Repeat every record below exactly, leaving out the pictures.

:::

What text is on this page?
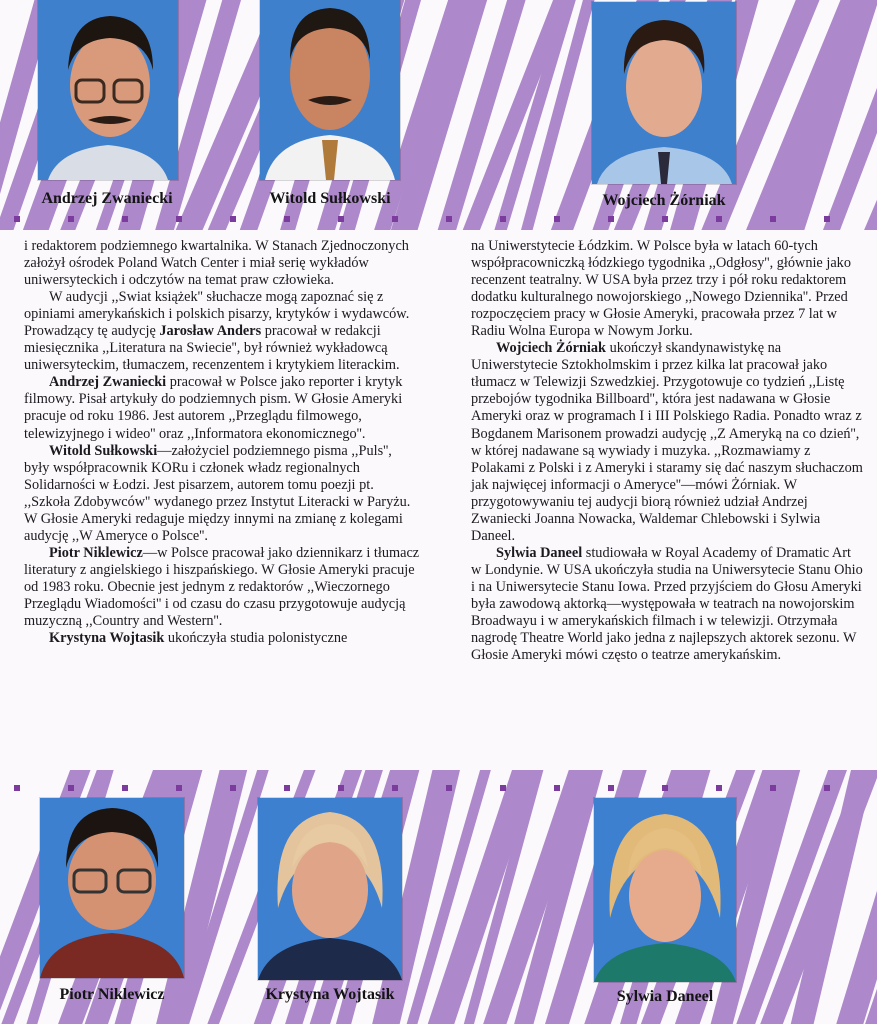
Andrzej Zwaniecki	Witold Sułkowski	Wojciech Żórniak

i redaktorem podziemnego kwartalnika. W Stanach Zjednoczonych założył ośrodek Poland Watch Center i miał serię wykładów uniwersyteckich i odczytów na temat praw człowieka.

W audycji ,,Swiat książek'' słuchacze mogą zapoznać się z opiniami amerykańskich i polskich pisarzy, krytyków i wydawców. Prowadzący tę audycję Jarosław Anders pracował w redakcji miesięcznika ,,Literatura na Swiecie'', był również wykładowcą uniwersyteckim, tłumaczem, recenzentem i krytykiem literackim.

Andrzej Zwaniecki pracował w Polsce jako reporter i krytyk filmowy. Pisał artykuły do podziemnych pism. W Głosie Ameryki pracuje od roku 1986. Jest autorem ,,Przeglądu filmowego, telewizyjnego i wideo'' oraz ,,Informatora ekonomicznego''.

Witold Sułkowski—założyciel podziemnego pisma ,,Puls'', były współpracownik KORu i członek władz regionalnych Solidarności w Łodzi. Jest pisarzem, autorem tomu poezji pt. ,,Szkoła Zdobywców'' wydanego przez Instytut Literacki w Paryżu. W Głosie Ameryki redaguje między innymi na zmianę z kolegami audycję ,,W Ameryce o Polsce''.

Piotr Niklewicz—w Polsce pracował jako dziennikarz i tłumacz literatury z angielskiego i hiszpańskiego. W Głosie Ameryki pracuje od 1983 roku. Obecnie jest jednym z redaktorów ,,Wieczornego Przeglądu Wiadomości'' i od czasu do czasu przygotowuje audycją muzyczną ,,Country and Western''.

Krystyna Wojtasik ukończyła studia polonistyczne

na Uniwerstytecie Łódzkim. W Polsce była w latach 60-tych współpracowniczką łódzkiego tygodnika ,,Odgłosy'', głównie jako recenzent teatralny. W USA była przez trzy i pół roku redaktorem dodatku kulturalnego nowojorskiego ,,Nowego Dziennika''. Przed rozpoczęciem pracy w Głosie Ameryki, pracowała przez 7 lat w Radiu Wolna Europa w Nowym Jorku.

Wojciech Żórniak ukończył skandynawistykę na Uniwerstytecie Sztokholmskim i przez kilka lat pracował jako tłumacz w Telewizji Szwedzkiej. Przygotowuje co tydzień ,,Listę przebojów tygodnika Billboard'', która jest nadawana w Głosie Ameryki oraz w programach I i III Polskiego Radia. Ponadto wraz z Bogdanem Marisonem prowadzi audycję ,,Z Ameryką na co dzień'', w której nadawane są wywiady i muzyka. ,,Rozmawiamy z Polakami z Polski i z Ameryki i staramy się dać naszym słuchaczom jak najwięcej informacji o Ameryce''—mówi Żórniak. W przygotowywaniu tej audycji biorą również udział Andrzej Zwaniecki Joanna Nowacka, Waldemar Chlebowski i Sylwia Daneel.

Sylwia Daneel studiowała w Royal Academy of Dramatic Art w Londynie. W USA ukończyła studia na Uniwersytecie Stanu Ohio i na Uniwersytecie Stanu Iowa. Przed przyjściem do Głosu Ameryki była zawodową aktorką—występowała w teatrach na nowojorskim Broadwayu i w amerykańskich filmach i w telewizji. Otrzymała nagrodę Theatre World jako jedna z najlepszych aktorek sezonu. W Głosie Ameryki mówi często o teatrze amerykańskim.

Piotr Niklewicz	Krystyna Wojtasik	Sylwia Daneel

:::

Written response -
What text is on this page?
Andrzej Zwaniecki	Witold Sułkowski	Wojciech Żórniak

i redaktorem podziemnego kwartalnika. W Stanach Zjednoczonych założył ośrodek Poland Watch Center i miał serię wykładów uniwersyteckich i odczytów na temat praw człowieka.

W audycji ,,Swiat książek'' słuchacze mogą zapoznać się z opiniami amerykańskich i polskich pisarzy, krytyków i wydawców. Prowadzący tę audycję Jarosław Anders pracował w redakcji miesięcznika ,,Literatura na Swiecie'', był również wykładowcą uniwersyteckim, tłumaczem, recenzentem i krytykiem literackim.

Andrzej Zwaniecki pracował w Polsce jako reporter i krytyk filmowy. Pisał artykuły do podziemnych pism. W Głosie Ameryki pracuje od roku 1986. Jest autorem ,,Przeglądu filmowego, telewizyjnego i wideo'' oraz ,,Informatora ekonomicznego''.

Witold Sułkowski—założyciel podziemnego pisma ,,Puls'', były współpracownik KORu i członek władz regionalnych Solidarności w Łodzi. Jest pisarzem, autorem tomu poezji pt. ,,Szkoła Zdobywców'' wydanego przez Instytut Literacki w Paryżu. W Głosie Ameryki redaguje między innymi na zmianę z kolegami audycję ,,W Ameryce o Polsce''.

Piotr Niklewicz—w Polsce pracował jako dziennikarz i tłumacz literatury z angielskiego i hiszpańskiego. W Głosie Ameryki pracuje od 1983 roku. Obecnie jest jednym z redaktorów ,,Wieczornego Przeglądu Wiadomości'' i od czasu do czasu przygotowuje audycją muzyczną ,,Country and Western''.

Krystyna Wojtasik ukończyła studia polonistyczne

na Uniwerstytecie Łódzkim. W Polsce była w latach 60-tych współpracowniczką łódzkiego tygodnika ,,Odgłosy'', głównie jako recenzent teatralny. W USA była przez trzy i pół roku redaktorem dodatku kulturalnego nowojorskiego ,,Nowego Dziennika''. Przed rozpoczęciem pracy w Głosie Ameryki, pracowała przez 7 lat w Radiu Wolna Europa w Nowym Jorku.

Wojciech Żórniak ukończył skandynawistykę na Uniwerstytecie Sztokholmskim i przez kilka lat pracował jako tłumacz w Telewizji Szwedzkiej. Przygotowuje co tydzień ,,Listę przebojów tygodnika Billboard'', która jest nadawana w Głosie Ameryki oraz w programach I i III Polskiego Radia. Ponadto wraz z Bogdanem Marisonem prowadzi audycję ,,Z Ameryką na co dzień'', w której nadawane są wywiady i muzyka. ,,Rozmawiamy z Polakami z Polski i z Ameryki i staramy się dać naszym słuchaczom jak najwięcej informacji o Ameryce''—mówi Żórniak. W przygotowywaniu tej audycji biorą również udział Andrzej Zwaniecki Joanna Nowacka, Waldemar Chlebowski i Sylwia Daneel.

Sylwia Daneel studiowała w Royal Academy of Dramatic Art w Londynie. W USA ukończyła studia na Uniwersytecie Stanu Ohio i na Uniwersytecie Stanu Iowa. Przed przyjściem do Głosu Ameryki była zawodową aktorką—występowała w teatrach na nowojorskim Broadwayu i w amerykańskich filmach i w telewizji. Otrzymała nagrodę Theatre World jako jedna z najlepszych aktorek sezonu. W Głosie Ameryki mówi często o teatrze amerykańskim.

Piotr Niklewicz	Krystyna Wojtasik	Sylwia Daneel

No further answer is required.